■ **Extracted data**:

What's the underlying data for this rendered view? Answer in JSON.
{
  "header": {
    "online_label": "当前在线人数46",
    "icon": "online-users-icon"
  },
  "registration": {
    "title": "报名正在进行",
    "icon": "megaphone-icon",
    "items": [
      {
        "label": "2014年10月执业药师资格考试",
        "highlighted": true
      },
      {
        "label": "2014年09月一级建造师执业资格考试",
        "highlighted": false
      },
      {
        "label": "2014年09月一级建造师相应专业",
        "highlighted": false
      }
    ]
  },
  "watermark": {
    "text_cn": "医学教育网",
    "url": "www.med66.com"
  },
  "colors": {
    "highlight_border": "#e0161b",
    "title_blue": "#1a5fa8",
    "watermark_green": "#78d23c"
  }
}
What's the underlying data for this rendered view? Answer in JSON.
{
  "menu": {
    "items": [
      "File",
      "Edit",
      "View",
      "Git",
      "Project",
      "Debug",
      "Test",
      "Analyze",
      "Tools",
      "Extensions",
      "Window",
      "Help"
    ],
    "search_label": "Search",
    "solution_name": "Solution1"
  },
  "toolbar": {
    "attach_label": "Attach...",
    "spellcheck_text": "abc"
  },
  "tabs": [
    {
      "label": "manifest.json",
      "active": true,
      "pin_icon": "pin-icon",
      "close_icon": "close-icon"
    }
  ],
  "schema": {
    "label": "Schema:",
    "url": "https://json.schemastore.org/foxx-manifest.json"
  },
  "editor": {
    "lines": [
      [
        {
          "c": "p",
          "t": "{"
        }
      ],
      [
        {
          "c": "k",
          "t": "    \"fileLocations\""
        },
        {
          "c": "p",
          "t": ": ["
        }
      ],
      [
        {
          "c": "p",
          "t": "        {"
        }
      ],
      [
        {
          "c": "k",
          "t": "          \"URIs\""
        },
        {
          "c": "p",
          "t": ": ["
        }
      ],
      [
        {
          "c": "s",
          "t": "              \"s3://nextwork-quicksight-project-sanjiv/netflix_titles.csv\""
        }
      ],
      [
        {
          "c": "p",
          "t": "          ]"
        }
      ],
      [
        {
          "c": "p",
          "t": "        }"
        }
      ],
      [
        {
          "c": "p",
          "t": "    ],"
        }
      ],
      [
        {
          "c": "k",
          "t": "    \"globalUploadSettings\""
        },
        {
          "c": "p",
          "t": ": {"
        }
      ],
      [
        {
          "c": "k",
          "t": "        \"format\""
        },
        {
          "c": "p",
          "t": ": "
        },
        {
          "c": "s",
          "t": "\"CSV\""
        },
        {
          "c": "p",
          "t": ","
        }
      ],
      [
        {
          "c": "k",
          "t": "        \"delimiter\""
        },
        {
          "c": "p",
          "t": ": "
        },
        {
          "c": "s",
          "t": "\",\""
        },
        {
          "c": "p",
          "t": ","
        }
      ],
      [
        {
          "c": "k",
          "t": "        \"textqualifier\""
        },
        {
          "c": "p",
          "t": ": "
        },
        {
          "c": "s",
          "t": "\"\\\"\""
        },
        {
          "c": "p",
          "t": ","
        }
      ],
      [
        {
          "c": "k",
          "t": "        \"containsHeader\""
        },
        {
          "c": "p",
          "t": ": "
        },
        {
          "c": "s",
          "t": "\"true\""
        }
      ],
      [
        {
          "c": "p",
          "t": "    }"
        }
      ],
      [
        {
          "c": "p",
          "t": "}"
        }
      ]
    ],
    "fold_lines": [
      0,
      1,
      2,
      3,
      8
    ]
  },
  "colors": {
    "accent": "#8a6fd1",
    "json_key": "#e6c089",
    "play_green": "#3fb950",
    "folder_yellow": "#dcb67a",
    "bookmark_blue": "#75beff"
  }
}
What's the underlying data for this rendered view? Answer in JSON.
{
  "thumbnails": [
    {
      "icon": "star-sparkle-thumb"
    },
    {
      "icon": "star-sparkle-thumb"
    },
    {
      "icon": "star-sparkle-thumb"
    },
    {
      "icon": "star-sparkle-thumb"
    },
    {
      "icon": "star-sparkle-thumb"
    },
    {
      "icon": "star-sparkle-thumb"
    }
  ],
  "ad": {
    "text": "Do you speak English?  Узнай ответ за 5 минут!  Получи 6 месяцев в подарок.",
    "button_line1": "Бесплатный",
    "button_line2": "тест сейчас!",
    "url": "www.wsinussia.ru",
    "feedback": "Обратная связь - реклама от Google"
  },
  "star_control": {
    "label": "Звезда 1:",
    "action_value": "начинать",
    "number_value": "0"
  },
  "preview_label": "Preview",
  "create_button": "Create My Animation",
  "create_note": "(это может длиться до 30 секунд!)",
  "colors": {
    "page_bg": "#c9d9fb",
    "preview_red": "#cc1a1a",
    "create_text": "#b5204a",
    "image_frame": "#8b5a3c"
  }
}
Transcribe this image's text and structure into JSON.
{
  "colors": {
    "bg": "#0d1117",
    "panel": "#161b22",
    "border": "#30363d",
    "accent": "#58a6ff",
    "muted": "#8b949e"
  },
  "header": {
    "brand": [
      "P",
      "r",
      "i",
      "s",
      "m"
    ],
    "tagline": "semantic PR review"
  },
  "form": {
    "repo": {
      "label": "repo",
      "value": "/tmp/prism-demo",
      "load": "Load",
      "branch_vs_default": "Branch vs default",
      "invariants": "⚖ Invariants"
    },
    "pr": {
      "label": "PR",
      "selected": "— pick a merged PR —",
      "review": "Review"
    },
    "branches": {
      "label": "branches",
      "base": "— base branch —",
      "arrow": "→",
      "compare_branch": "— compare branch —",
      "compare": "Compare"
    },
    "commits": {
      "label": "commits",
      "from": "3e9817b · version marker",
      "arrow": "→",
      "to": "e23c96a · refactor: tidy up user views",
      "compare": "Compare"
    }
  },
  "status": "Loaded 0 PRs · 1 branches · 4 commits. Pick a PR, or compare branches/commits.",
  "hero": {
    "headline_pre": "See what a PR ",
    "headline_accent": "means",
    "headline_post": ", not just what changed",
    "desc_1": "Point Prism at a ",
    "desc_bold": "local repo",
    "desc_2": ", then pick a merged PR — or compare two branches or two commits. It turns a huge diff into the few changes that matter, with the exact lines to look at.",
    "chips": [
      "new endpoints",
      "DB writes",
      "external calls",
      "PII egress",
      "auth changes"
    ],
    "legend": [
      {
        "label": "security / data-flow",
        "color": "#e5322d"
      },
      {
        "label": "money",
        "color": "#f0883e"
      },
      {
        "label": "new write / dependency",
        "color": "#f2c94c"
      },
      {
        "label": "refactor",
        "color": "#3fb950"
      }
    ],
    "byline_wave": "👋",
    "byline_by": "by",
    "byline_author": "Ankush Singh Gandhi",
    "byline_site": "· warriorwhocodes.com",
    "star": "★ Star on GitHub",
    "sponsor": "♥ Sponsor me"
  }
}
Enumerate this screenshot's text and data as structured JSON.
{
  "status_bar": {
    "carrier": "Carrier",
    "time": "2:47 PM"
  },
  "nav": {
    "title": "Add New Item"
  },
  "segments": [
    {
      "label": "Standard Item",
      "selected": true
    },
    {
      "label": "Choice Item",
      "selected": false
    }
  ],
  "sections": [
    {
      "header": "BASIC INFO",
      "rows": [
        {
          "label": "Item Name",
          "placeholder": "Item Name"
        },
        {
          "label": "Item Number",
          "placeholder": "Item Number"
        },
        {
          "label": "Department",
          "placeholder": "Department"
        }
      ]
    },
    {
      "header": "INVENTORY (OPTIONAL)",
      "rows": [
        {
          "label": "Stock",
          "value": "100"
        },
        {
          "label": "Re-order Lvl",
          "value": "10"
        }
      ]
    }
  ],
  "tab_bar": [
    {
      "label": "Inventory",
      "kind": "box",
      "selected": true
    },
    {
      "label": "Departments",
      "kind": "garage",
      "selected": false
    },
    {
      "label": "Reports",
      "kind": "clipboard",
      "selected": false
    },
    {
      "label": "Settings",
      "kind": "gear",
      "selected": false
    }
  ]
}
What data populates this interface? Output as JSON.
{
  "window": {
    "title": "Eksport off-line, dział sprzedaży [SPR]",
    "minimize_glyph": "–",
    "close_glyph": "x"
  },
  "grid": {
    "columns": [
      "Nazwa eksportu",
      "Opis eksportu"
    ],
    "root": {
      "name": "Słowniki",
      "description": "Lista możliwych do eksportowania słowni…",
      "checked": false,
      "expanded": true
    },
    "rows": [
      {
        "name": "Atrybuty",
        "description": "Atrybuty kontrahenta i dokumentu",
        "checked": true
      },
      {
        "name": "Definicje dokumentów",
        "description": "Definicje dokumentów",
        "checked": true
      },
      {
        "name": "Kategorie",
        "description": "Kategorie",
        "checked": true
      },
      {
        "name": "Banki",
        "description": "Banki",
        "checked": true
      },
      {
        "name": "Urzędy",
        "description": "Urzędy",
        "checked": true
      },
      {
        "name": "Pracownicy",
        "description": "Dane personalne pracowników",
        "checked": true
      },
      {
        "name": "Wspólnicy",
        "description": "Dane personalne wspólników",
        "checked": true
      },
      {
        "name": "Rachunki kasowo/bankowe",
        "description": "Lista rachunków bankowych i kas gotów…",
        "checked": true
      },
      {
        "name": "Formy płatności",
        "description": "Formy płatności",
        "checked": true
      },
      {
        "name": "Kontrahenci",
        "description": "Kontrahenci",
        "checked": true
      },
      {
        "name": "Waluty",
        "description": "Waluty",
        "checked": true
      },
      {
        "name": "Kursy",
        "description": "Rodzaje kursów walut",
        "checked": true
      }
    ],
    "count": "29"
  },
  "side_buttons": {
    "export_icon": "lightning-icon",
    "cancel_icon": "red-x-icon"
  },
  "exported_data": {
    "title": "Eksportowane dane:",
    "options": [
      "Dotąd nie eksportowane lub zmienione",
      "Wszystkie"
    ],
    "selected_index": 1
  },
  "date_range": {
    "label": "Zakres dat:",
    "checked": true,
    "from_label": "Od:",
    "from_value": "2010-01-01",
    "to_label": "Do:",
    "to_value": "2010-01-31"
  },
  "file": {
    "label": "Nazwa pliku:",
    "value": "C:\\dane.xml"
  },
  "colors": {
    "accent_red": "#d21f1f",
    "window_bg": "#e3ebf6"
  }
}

■ **Set problem**: Pull out each line holding the string "commits".

■ **Response to this task**:
    "commits": {
      "label": "commits",
  "status": "Loaded 0 PRs · 1 branches · 4 commits. Pick a PR, or compare branches/commits.",
    "desc_2": ", then pick a merged PR — or compare two branches or two commits. It turns a huge diff into the few changes that matter, with the exact lines to look at.",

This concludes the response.